Stated goal
Find the lines holding "alcalis" and copy them.

Data extracted from a collection
• • •

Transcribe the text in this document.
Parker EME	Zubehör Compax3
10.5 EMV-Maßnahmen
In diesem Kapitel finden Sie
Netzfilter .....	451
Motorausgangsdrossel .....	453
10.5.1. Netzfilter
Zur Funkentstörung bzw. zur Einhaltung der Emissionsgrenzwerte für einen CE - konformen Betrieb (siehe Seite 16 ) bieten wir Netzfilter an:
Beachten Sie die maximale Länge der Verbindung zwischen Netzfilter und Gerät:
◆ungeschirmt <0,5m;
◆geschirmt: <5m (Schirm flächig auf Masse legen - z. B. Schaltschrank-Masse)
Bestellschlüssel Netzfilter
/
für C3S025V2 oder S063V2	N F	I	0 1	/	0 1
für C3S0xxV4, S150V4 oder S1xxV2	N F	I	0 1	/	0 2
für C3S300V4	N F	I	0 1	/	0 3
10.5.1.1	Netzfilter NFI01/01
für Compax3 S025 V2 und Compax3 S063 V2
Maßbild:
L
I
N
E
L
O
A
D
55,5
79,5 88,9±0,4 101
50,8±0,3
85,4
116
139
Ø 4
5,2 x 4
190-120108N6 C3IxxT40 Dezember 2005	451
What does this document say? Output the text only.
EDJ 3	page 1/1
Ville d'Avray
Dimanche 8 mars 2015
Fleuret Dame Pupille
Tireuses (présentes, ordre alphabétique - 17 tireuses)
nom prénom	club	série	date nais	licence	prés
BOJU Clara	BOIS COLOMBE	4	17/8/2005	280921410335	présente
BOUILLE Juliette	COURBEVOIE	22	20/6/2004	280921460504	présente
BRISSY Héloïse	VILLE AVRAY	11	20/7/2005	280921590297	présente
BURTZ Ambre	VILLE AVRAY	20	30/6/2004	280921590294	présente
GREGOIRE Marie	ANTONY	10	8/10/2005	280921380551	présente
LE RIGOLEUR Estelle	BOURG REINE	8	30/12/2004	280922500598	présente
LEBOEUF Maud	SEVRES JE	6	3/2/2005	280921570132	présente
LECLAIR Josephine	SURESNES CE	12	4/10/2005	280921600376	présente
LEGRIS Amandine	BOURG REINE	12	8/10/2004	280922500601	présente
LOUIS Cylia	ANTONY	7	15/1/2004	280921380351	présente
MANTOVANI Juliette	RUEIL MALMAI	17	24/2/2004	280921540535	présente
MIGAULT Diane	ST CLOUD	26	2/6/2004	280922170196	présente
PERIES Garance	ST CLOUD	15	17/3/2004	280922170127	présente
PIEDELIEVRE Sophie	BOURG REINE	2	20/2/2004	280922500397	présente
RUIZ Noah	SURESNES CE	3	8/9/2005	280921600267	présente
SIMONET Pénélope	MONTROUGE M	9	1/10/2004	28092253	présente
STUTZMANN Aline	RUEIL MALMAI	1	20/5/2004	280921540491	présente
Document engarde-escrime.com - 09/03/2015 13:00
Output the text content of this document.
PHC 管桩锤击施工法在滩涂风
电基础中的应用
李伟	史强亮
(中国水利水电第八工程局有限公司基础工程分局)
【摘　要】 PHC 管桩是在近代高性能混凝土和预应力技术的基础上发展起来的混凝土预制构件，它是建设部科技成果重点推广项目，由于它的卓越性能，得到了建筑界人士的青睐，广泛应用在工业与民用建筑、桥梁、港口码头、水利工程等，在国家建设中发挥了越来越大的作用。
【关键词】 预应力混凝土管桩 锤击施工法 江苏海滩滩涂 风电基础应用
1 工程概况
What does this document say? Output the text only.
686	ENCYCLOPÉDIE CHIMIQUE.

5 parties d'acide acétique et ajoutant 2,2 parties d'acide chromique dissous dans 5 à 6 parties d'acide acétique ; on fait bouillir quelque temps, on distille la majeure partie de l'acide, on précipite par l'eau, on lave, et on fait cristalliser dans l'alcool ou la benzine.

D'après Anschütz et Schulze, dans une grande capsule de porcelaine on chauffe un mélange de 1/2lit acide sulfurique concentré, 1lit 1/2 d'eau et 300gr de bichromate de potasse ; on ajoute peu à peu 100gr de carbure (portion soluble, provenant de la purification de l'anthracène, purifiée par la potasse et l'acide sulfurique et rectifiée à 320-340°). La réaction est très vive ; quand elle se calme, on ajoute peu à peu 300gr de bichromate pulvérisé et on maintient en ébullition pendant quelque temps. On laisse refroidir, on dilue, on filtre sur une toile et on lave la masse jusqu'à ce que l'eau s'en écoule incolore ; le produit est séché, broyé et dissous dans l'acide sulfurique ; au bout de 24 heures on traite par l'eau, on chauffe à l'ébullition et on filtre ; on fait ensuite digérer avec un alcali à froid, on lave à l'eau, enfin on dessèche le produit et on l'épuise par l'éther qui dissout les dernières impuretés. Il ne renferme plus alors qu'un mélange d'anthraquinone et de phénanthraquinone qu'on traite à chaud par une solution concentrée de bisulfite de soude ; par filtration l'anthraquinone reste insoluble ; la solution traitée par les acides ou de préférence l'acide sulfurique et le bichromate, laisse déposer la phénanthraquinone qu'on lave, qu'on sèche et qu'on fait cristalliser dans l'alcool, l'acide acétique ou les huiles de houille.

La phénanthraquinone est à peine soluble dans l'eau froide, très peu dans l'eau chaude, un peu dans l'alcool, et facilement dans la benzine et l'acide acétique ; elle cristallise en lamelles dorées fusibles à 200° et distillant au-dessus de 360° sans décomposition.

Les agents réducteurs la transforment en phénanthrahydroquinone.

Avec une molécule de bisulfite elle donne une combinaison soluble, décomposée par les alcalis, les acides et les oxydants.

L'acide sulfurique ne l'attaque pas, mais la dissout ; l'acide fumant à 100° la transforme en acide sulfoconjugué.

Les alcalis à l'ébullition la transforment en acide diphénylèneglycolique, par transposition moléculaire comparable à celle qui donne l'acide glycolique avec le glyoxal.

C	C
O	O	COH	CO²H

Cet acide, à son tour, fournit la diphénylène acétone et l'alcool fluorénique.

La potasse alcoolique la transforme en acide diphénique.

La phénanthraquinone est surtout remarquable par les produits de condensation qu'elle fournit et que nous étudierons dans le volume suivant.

• • •

The solution
Avec une molécule de bisulfite elle donne une combinaison soluble, décomposée par les alcalis, les acides et les oxydants.
Les alcalis à l'ébullition la transforment en acide diphénylèneglycolique, par transposition moléculaire comparable à celle qui donne l'acide glycolique avec le glyoxal.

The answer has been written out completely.